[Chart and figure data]

— BEGIN —

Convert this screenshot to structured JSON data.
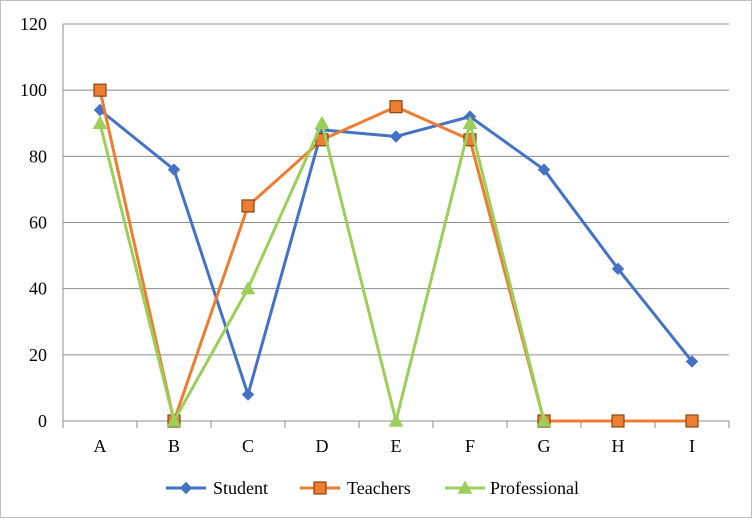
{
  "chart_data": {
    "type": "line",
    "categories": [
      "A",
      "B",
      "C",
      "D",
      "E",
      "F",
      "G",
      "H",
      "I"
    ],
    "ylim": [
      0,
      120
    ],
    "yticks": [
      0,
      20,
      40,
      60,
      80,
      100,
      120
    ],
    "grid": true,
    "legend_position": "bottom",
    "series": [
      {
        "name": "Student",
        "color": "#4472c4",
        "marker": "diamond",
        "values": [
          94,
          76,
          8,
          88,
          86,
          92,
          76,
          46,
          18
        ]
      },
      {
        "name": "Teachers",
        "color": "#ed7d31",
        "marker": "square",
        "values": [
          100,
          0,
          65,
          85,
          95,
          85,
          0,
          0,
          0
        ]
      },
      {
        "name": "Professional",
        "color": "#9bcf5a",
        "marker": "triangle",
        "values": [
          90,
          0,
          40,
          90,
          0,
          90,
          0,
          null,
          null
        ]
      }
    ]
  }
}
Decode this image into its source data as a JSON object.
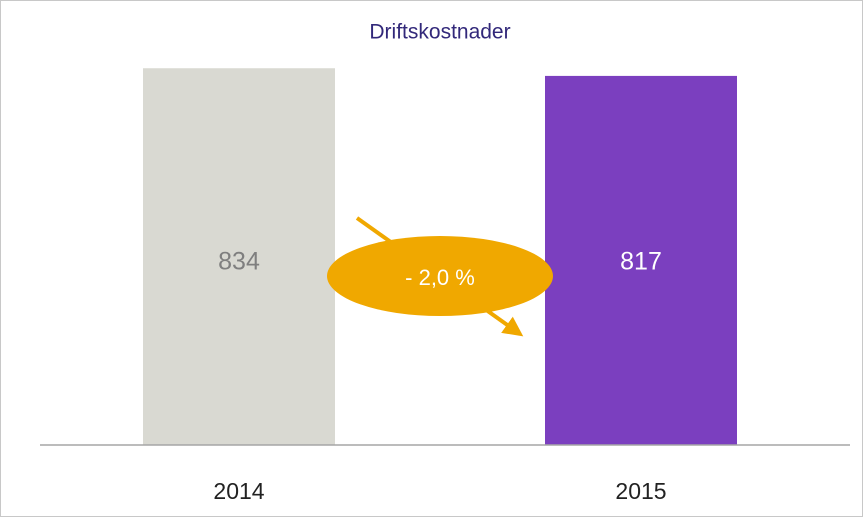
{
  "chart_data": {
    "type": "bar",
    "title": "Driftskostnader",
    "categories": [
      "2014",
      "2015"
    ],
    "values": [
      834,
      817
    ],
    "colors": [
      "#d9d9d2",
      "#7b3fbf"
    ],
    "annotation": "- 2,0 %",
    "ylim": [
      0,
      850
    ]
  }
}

— END —
— BEGIN —

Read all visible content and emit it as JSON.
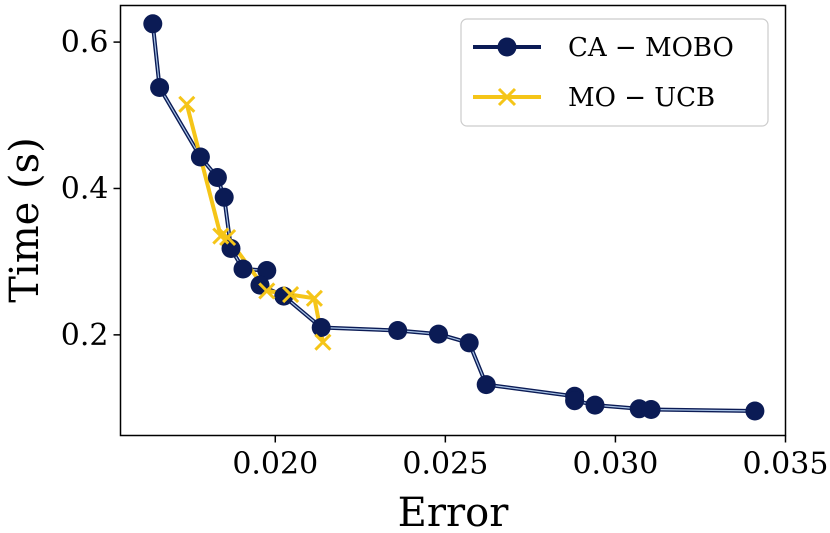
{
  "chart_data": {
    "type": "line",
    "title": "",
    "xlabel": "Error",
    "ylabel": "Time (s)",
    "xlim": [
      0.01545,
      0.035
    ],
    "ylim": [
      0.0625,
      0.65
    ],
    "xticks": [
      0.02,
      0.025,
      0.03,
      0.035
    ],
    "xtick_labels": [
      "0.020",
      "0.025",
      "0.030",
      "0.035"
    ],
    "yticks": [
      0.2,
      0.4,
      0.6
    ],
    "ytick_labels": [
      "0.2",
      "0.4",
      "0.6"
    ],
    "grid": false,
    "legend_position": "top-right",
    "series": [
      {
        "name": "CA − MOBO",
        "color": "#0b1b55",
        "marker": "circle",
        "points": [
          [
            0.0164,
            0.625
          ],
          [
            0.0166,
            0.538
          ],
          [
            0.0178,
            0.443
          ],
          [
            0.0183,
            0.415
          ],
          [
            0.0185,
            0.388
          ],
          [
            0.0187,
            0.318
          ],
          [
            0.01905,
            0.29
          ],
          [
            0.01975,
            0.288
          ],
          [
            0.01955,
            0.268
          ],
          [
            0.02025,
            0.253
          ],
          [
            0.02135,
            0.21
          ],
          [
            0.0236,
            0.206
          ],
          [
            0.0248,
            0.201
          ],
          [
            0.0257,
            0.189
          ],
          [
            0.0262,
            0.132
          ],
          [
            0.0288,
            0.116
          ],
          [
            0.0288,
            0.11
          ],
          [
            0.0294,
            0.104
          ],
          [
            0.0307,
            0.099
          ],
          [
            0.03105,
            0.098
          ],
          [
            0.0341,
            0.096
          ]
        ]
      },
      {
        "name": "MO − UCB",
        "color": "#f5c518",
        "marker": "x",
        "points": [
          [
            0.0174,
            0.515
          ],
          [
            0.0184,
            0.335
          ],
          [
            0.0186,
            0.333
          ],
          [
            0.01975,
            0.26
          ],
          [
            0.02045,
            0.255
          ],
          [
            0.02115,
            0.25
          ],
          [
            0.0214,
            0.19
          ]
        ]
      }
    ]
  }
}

— END —

Among these entries, how many lines include the string "this"? Reply with the number by itself.

● Task result
2